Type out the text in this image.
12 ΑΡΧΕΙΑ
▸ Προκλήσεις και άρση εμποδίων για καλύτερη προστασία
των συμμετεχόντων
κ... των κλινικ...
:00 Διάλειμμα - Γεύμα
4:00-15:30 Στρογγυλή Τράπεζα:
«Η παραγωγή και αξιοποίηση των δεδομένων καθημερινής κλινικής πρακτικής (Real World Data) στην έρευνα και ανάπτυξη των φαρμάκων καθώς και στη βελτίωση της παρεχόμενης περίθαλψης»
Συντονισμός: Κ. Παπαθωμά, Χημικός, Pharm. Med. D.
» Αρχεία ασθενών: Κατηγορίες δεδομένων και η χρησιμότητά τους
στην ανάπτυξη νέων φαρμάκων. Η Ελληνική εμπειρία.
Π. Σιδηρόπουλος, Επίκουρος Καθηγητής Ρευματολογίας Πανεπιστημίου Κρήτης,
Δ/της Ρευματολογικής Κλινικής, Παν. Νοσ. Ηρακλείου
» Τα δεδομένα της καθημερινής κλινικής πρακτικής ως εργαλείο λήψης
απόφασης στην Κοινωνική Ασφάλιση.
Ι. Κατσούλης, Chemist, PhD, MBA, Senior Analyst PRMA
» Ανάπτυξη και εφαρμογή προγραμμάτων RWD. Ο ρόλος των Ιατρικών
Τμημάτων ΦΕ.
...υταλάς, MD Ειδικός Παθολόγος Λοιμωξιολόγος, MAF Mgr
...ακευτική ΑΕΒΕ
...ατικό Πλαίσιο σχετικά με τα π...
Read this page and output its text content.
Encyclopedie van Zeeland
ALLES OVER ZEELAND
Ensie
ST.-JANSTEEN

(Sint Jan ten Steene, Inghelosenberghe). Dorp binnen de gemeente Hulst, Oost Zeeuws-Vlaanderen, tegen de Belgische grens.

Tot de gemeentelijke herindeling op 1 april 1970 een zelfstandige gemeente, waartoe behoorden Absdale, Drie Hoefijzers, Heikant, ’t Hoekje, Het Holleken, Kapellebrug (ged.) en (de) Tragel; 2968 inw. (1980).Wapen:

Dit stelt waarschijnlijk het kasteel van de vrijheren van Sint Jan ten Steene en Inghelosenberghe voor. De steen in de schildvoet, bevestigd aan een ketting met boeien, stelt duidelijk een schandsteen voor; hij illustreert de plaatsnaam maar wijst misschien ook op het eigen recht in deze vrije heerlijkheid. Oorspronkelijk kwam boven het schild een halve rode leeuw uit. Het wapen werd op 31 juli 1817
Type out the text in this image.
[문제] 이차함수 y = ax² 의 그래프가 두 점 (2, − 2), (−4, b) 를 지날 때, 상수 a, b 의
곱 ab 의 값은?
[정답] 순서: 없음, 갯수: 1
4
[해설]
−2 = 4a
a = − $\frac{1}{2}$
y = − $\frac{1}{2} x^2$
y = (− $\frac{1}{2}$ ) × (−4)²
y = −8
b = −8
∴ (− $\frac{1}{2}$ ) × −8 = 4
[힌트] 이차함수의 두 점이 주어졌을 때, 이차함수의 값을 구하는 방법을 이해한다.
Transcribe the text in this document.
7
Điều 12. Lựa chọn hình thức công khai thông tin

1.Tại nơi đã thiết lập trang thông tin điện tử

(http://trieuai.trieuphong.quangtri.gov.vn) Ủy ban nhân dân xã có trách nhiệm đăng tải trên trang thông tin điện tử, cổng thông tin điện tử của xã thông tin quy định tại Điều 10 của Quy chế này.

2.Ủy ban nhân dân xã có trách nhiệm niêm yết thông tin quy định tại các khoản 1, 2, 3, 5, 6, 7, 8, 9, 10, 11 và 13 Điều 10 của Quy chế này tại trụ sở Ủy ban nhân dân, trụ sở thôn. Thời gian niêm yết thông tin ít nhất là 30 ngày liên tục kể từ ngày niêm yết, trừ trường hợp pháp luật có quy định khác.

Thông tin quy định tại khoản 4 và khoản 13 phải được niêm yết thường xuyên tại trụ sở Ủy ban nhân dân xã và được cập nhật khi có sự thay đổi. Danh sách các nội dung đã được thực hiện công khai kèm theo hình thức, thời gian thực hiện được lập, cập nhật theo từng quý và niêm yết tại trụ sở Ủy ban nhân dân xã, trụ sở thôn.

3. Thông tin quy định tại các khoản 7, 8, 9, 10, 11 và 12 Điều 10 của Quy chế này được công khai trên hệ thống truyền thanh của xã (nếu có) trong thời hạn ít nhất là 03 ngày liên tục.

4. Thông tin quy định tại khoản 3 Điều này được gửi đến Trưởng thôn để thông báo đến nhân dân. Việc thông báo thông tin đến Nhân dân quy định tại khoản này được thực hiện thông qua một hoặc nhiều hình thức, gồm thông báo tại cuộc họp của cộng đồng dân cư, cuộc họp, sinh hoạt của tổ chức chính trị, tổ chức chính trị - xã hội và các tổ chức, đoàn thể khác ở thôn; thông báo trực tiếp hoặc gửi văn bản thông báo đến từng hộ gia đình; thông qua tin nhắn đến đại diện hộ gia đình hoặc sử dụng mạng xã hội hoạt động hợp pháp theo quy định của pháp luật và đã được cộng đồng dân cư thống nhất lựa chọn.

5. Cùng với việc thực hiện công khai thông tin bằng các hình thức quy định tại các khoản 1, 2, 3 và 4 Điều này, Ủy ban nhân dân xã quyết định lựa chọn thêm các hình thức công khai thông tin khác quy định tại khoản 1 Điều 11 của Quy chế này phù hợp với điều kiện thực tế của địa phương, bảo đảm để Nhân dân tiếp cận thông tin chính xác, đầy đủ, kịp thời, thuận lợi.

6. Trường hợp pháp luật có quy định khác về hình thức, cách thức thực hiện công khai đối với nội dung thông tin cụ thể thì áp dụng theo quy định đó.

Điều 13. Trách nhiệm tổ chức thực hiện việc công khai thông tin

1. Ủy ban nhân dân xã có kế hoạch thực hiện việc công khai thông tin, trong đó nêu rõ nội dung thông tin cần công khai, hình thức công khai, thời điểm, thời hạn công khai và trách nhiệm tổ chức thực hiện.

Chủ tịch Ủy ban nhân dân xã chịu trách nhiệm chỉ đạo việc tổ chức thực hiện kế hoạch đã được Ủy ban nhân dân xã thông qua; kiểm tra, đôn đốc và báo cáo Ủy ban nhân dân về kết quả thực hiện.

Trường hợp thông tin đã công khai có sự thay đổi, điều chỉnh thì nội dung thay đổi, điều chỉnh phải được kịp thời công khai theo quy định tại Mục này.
····················
# What you have to do
Output the complete data exactly as written.

# The solution
Type out the text in this image.
12 ΑΡΧΕΙΑ
▸ Προκλήσεις και άρση εμποδίων για καλύτερη προστασία
των συμμετεχόντων
κ... των κλινικ...
:00 Διάλειμμα - Γεύμα
4:00-15:30 Στρογγυλή Τράπεζα:
«Η παραγωγή και αξιοποίηση των δεδομένων καθημερινής κλινικής πρακτικής (Real World Data) στην έρευνα και ανάπτυξη των φαρμάκων καθώς και στη βελτίωση της παρεχόμενης περίθαλψης»
Συντονισμός: Κ. Παπαθωμά, Χημικός, Pharm. Med. D.
» Αρχεία ασθενών: Κατηγορίες δεδομένων και η χρησιμότητά τους
στην ανάπτυξη νέων φαρμάκων. Η Ελληνική εμπειρία.
Π. Σιδηρόπουλος, Επίκουρος Καθηγητής Ρευματολογίας Πανεπιστημίου Κρήτης,
Δ/της Ρευματολογικής Κλινικής, Παν. Νοσ. Ηρακλείου
» Τα δεδομένα της καθημερινής κλινικής πρακτικής ως εργαλείο λήψης
απόφασης στην Κοινωνική Ασφάλιση.
Ι. Κατσούλης, Chemist, PhD, MBA, Senior Analyst PRMA
» Ανάπτυξη και εφαρμογή προγραμμάτων RWD. Ο ρόλος των Ιατρικών
Τμημάτων ΦΕ.
...υταλάς, MD Ειδικός Παθολόγος Λοιμωξιολόγος, MAF Mgr
...ακευτική ΑΕΒΕ
...ατικό Πλαίσιο σχετικά με τα π...
Read this page and output its text content.
Encyclopedie van Zeeland
ALLES OVER ZEELAND
Ensie
ST.-JANSTEEN

(Sint Jan ten Steene, Inghelosenberghe). Dorp binnen de gemeente Hulst, Oost Zeeuws-Vlaanderen, tegen de Belgische grens.

Tot de gemeentelijke herindeling op 1 april 1970 een zelfstandige gemeente, waartoe behoorden Absdale, Drie Hoefijzers, Heikant, ’t Hoekje, Het Holleken, Kapellebrug (ged.) en (de) Tragel; 2968 inw. (1980).Wapen:

Dit stelt waarschijnlijk het kasteel van de vrijheren van Sint Jan ten Steene en Inghelosenberghe voor. De steen in de schildvoet, bevestigd aan een ketting met boeien, stelt duidelijk een schandsteen voor; hij illustreert de plaatsnaam maar wijst misschien ook op het eigen recht in deze vrije heerlijkheid. Oorspronkelijk kwam boven het schild een halve rode leeuw uit. Het wapen werd op 31 juli 1817
Type out the text in this image.
[문제] 이차함수 y = ax² 의 그래프가 두 점 (2, − 2), (−4, b) 를 지날 때, 상수 a, b 의
곱 ab 의 값은?
[정답] 순서: 없음, 갯수: 1
4
[해설]
−2 = 4a
a = − $\frac{1}{2}$
y = − $\frac{1}{2} x^2$
y = (− $\frac{1}{2}$ ) × (−4)²
y = −8
b = −8
∴ (− $\frac{1}{2}$ ) × −8 = 4
[힌트] 이차함수의 두 점이 주어졌을 때, 이차함수의 값을 구하는 방법을 이해한다.
Transcribe the text in this document.
7
Điều 12. Lựa chọn hình thức công khai thông tin

1.Tại nơi đã thiết lập trang thông tin điện tử

(http://trieuai.trieuphong.quangtri.gov.vn) Ủy ban nhân dân xã có trách nhiệm đăng tải trên trang thông tin điện tử, cổng thông tin điện tử của xã thông tin quy định tại Điều 10 của Quy chế này.

2.Ủy ban nhân dân xã có trách nhiệm niêm yết thông tin quy định tại các khoản 1, 2, 3, 5, 6, 7, 8, 9, 10, 11 và 13 Điều 10 của Quy chế này tại trụ sở Ủy ban nhân dân, trụ sở thôn. Thời gian niêm yết thông tin ít nhất là 30 ngày liên tục kể từ ngày niêm yết, trừ trường hợp pháp luật có quy định khác.

Thông tin quy định tại khoản 4 và khoản 13 phải được niêm yết thường xuyên tại trụ sở Ủy ban nhân dân xã và được cập nhật khi có sự thay đổi. Danh sách các nội dung đã được thực hiện công khai kèm theo hình thức, thời gian thực hiện được lập, cập nhật theo từng quý và niêm yết tại trụ sở Ủy ban nhân dân xã, trụ sở thôn.

3. Thông tin quy định tại các khoản 7, 8, 9, 10, 11 và 12 Điều 10 của Quy chế này được công khai trên hệ thống truyền thanh của xã (nếu có) trong thời hạn ít nhất là 03 ngày liên tục.

4. Thông tin quy định tại khoản 3 Điều này được gửi đến Trưởng thôn để thông báo đến nhân dân. Việc thông báo thông tin đến Nhân dân quy định tại khoản này được thực hiện thông qua một hoặc nhiều hình thức, gồm thông báo tại cuộc họp của cộng đồng dân cư, cuộc họp, sinh hoạt của tổ chức chính trị, tổ chức chính trị - xã hội và các tổ chức, đoàn thể khác ở thôn; thông báo trực tiếp hoặc gửi văn bản thông báo đến từng hộ gia đình; thông qua tin nhắn đến đại diện hộ gia đình hoặc sử dụng mạng xã hội hoạt động hợp pháp theo quy định của pháp luật và đã được cộng đồng dân cư thống nhất lựa chọn.

5. Cùng với việc thực hiện công khai thông tin bằng các hình thức quy định tại các khoản 1, 2, 3 và 4 Điều này, Ủy ban nhân dân xã quyết định lựa chọn thêm các hình thức công khai thông tin khác quy định tại khoản 1 Điều 11 của Quy chế này phù hợp với điều kiện thực tế của địa phương, bảo đảm để Nhân dân tiếp cận thông tin chính xác, đầy đủ, kịp thời, thuận lợi.

6. Trường hợp pháp luật có quy định khác về hình thức, cách thức thực hiện công khai đối với nội dung thông tin cụ thể thì áp dụng theo quy định đó.

Điều 13. Trách nhiệm tổ chức thực hiện việc công khai thông tin

1. Ủy ban nhân dân xã có kế hoạch thực hiện việc công khai thông tin, trong đó nêu rõ nội dung thông tin cần công khai, hình thức công khai, thời điểm, thời hạn công khai và trách nhiệm tổ chức thực hiện.

Chủ tịch Ủy ban nhân dân xã chịu trách nhiệm chỉ đạo việc tổ chức thực hiện kế hoạch đã được Ủy ban nhân dân xã thông qua; kiểm tra, đôn đốc và báo cáo Ủy ban nhân dân về kết quả thực hiện.

Trường hợp thông tin đã công khai có sự thay đổi, điều chỉnh thì nội dung thay đổi, điều chỉnh phải được kịp thời công khai theo quy định tại Mục này.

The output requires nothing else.